## start TASK INPUT
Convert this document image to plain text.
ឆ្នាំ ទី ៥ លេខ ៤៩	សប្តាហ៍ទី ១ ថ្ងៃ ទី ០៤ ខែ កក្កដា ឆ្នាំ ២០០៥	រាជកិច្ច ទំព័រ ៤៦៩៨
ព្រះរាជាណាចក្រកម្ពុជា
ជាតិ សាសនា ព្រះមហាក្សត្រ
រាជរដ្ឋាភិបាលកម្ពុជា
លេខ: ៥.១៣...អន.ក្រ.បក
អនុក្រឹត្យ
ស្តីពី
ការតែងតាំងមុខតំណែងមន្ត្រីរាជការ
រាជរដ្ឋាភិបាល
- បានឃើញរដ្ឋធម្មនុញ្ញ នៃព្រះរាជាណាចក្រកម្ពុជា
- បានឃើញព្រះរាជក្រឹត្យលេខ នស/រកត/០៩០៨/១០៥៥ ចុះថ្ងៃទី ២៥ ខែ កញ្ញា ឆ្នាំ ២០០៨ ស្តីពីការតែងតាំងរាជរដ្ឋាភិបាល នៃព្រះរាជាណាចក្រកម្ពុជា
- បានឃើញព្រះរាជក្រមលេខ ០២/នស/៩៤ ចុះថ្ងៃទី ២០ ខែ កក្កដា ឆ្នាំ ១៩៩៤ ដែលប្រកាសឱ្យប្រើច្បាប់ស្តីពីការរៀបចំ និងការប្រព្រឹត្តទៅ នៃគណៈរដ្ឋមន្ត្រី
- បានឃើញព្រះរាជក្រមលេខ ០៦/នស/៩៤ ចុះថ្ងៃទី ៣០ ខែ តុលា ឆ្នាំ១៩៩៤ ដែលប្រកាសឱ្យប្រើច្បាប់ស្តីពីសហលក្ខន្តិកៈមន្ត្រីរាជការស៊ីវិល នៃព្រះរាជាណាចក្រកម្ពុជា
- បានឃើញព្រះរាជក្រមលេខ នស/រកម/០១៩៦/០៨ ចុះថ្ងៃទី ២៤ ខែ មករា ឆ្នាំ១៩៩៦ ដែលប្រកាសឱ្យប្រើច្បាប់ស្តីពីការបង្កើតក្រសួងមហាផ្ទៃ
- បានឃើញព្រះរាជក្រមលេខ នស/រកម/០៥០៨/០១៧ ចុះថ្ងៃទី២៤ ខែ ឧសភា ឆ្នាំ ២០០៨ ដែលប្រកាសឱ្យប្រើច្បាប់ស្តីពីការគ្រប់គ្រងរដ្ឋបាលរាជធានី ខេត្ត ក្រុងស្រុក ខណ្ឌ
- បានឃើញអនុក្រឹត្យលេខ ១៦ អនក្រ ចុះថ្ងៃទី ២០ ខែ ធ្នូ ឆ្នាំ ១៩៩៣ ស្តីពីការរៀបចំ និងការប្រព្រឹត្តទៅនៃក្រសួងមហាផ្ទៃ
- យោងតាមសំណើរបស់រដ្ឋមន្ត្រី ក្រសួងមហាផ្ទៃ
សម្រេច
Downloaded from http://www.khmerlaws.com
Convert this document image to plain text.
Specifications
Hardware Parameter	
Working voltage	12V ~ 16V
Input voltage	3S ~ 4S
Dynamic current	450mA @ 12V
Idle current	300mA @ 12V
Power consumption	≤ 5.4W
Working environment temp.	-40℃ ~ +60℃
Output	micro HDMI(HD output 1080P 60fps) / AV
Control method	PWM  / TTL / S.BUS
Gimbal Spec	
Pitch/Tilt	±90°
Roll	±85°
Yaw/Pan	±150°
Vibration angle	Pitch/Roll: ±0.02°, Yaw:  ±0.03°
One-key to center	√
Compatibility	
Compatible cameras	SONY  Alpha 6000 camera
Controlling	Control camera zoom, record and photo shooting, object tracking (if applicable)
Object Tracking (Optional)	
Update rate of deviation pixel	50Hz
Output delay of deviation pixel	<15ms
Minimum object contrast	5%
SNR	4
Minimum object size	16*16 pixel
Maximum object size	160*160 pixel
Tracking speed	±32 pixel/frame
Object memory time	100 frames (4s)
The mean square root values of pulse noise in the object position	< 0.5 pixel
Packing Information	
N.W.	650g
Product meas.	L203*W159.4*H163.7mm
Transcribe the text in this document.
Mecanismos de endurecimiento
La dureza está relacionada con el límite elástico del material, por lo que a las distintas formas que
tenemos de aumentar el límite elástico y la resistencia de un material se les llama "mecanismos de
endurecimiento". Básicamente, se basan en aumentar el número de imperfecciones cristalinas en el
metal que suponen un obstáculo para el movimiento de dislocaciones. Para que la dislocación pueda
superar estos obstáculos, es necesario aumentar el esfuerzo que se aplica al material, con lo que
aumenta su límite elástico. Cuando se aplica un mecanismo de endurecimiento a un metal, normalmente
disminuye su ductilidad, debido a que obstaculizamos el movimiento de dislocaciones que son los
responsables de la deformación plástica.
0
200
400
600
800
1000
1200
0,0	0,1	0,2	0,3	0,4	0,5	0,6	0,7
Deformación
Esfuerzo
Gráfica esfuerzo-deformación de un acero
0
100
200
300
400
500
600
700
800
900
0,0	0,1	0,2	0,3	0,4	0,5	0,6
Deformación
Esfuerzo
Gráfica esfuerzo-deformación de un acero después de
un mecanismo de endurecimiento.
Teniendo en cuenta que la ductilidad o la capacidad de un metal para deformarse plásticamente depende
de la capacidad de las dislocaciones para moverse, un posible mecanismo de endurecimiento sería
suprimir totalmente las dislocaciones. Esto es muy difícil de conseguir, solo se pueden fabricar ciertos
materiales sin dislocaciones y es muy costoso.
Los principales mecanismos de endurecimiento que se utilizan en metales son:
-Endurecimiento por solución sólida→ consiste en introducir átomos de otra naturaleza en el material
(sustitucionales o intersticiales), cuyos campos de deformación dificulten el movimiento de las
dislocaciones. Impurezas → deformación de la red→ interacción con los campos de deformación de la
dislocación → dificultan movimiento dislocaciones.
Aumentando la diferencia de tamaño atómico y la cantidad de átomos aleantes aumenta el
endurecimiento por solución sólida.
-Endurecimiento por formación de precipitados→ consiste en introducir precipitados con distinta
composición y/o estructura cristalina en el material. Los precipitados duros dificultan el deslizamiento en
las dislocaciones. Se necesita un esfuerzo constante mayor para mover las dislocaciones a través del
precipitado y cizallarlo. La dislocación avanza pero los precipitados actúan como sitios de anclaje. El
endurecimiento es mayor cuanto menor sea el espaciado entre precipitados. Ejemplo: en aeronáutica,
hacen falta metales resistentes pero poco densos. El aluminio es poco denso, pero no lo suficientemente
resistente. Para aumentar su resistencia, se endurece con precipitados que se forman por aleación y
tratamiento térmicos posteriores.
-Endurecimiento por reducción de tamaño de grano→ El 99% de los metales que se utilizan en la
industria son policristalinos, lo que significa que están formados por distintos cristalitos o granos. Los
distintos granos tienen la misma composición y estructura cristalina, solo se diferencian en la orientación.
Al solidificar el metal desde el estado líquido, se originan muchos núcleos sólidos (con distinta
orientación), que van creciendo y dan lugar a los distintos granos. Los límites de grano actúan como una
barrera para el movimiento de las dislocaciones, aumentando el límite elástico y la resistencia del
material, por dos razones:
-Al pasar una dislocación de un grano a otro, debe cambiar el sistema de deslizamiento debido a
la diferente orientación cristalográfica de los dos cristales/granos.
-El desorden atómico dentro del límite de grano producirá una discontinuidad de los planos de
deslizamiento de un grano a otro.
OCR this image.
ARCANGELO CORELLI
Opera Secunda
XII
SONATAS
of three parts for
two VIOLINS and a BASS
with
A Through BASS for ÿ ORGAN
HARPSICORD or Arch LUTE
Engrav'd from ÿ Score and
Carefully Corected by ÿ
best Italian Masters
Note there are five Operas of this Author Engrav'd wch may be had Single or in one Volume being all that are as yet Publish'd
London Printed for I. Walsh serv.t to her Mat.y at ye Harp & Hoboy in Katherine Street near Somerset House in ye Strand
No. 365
## end TASK INPUT
| CHALLENGE |
Go through the records and copy each line with "BASS" in it.

| TASK SOLUTION |
two VIOLINS and a BASS
A Through BASS for ÿ ORGAN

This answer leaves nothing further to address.